■ EXERCISE DESCRIPTION ■
Find the lines below that contain the word "能借助注释和工具书理解基本内容" and count them. Only the number should be given.

■ DATA SHOWN ■
* * * * * * * * *

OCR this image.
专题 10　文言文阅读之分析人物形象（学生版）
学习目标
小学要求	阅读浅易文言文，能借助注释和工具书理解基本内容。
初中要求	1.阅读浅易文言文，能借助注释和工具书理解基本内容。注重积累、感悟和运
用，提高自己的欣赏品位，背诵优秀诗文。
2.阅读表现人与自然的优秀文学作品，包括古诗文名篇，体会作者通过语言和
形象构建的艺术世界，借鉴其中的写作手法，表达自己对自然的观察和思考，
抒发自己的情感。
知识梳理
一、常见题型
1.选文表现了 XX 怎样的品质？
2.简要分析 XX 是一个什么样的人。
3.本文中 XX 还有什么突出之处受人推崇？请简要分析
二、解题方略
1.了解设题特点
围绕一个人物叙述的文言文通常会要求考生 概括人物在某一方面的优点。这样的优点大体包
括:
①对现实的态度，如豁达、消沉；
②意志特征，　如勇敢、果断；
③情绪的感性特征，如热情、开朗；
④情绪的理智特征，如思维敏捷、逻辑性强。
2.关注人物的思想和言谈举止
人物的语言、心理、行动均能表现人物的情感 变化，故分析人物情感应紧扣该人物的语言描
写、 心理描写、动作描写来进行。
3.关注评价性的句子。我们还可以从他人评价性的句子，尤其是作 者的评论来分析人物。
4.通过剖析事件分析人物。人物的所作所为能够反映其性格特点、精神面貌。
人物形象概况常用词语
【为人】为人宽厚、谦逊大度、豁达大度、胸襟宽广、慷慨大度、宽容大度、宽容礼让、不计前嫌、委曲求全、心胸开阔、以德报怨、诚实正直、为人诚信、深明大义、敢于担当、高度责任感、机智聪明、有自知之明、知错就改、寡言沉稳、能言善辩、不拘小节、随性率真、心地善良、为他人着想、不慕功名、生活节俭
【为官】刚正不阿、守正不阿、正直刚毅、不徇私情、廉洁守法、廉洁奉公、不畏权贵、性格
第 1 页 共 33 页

* * * * * * * * *

■ FULL OUTPUT ■
2